:: EXERCISE OBJECTIVE ::
Extract the data exactly, missing nothing.

★ ★ ★ ★ ★ ★ ★

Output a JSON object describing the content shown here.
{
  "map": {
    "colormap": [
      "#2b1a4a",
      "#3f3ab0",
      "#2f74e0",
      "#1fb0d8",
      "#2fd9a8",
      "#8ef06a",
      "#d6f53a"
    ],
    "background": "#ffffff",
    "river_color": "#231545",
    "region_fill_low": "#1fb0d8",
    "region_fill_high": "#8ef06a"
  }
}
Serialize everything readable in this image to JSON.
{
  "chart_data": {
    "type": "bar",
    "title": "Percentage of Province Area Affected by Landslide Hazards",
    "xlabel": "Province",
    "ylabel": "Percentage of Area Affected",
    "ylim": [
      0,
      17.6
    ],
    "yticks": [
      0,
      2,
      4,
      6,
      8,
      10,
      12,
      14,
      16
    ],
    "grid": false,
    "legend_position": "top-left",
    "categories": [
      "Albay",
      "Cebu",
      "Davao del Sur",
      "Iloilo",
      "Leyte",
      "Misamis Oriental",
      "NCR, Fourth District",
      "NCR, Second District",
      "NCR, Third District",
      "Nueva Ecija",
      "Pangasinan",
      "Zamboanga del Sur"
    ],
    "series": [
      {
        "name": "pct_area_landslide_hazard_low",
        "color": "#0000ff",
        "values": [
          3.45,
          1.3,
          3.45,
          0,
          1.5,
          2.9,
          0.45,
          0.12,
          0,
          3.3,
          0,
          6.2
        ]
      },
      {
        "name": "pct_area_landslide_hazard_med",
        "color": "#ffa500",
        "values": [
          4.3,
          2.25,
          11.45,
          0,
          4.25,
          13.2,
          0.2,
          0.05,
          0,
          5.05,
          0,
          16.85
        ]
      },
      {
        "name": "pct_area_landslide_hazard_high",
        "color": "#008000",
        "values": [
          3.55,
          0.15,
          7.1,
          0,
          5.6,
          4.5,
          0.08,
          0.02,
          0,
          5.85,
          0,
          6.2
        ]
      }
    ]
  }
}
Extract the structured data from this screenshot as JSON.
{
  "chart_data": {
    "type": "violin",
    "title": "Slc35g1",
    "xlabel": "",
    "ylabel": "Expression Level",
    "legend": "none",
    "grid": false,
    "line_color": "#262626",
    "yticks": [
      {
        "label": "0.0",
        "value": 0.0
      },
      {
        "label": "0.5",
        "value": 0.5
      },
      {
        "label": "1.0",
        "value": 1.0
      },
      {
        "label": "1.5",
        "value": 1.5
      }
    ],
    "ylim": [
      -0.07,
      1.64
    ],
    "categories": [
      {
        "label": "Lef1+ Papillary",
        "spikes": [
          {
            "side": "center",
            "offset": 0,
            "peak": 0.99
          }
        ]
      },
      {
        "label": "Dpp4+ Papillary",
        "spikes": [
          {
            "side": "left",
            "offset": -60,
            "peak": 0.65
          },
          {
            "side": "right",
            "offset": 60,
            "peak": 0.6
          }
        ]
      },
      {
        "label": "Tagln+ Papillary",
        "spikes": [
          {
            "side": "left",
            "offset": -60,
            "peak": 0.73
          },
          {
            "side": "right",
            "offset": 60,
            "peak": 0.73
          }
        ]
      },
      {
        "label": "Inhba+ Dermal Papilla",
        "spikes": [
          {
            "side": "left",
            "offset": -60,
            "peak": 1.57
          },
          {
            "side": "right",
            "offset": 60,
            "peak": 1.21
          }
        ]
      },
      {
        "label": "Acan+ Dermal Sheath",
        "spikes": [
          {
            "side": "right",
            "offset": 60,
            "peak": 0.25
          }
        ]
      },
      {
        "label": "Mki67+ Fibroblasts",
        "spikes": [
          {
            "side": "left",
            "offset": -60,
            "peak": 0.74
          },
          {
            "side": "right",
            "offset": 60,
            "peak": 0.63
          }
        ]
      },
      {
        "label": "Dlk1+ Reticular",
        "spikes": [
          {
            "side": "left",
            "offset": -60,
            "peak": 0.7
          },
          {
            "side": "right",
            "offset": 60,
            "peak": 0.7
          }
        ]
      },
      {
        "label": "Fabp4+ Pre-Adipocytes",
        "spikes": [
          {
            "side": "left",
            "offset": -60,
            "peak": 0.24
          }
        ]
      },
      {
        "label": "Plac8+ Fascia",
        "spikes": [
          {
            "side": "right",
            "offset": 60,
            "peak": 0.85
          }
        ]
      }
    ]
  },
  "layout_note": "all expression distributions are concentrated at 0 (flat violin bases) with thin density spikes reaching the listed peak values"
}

★ ★ ★ ★ ★ ★ ★

:: RESPONSE FOR THIS EXERCISE ::
Output a JSON object describing the content shown here.
{
  "map": {
    "colormap": [
      "#2b1a4a",
      "#3f3ab0",
      "#2f74e0",
      "#1fb0d8",
      "#2fd9a8",
      "#8ef06a",
      "#d6f53a"
    ],
    "background": "#ffffff",
    "river_color": "#231545",
    "region_fill_low": "#1fb0d8",
    "region_fill_high": "#8ef06a"
  }
}
Serialize everything readable in this image to JSON.
{
  "chart_data": {
    "type": "bar",
    "title": "Percentage of Province Area Affected by Landslide Hazards",
    "xlabel": "Province",
    "ylabel": "Percentage of Area Affected",
    "ylim": [
      0,
      17.6
    ],
    "yticks": [
      0,
      2,
      4,
      6,
      8,
      10,
      12,
      14,
      16
    ],
    "grid": false,
    "legend_position": "top-left",
    "categories": [
      "Albay",
      "Cebu",
      "Davao del Sur",
      "Iloilo",
      "Leyte",
      "Misamis Oriental",
      "NCR, Fourth District",
      "NCR, Second District",
      "NCR, Third District",
      "Nueva Ecija",
      "Pangasinan",
      "Zamboanga del Sur"
    ],
    "series": [
      {
        "name": "pct_area_landslide_hazard_low",
        "color": "#0000ff",
        "values": [
          3.45,
          1.3,
          3.45,
          0,
          1.5,
          2.9,
          0.45,
          0.12,
          0,
          3.3,
          0,
          6.2
        ]
      },
      {
        "name": "pct_area_landslide_hazard_med",
        "color": "#ffa500",
        "values": [
          4.3,
          2.25,
          11.45,
          0,
          4.25,
          13.2,
          0.2,
          0.05,
          0,
          5.05,
          0,
          16.85
        ]
      },
      {
        "name": "pct_area_landslide_hazard_high",
        "color": "#008000",
        "values": [
          3.55,
          0.15,
          7.1,
          0,
          5.6,
          4.5,
          0.08,
          0.02,
          0,
          5.85,
          0,
          6.2
        ]
      }
    ]
  }
}
Extract the structured data from this screenshot as JSON.
{
  "chart_data": {
    "type": "violin",
    "title": "Slc35g1",
    "xlabel": "",
    "ylabel": "Expression Level",
    "legend": "none",
    "grid": false,
    "line_color": "#262626",
    "yticks": [
      {
        "label": "0.0",
        "value": 0.0
      },
      {
        "label": "0.5",
        "value": 0.5
      },
      {
        "label": "1.0",
        "value": 1.0
      },
      {
        "label": "1.5",
        "value": 1.5
      }
    ],
    "ylim": [
      -0.07,
      1.64
    ],
    "categories": [
      {
        "label": "Lef1+ Papillary",
        "spikes": [
          {
            "side": "center",
            "offset": 0,
            "peak": 0.99
          }
        ]
      },
      {
        "label": "Dpp4+ Papillary",
        "spikes": [
          {
            "side": "left",
            "offset": -60,
            "peak": 0.65
          },
          {
            "side": "right",
            "offset": 60,
            "peak": 0.6
          }
        ]
      },
      {
        "label": "Tagln+ Papillary",
        "spikes": [
          {
            "side": "left",
            "offset": -60,
            "peak": 0.73
          },
          {
            "side": "right",
            "offset": 60,
            "peak": 0.73
          }
        ]
      },
      {
        "label": "Inhba+ Dermal Papilla",
        "spikes": [
          {
            "side": "left",
            "offset": -60,
            "peak": 1.57
          },
          {
            "side": "right",
            "offset": 60,
            "peak": 1.21
          }
        ]
      },
      {
        "label": "Acan+ Dermal Sheath",
        "spikes": [
          {
            "side": "right",
            "offset": 60,
            "peak": 0.25
          }
        ]
      },
      {
        "label": "Mki67+ Fibroblasts",
        "spikes": [
          {
            "side": "left",
            "offset": -60,
            "peak": 0.74
          },
          {
            "side": "right",
            "offset": 60,
            "peak": 0.63
          }
        ]
      },
      {
        "label": "Dlk1+ Reticular",
        "spikes": [
          {
            "side": "left",
            "offset": -60,
            "peak": 0.7
          },
          {
            "side": "right",
            "offset": 60,
            "peak": 0.7
          }
        ]
      },
      {
        "label": "Fabp4+ Pre-Adipocytes",
        "spikes": [
          {
            "side": "left",
            "offset": -60,
            "peak": 0.24
          }
        ]
      },
      {
        "label": "Plac8+ Fascia",
        "spikes": [
          {
            "side": "right",
            "offset": 60,
            "peak": 0.85
          }
        ]
      }
    ]
  },
  "layout_note": "all expression distributions are concentrated at 0 (flat violin bases) with thin density spikes reaching the listed peak values"
}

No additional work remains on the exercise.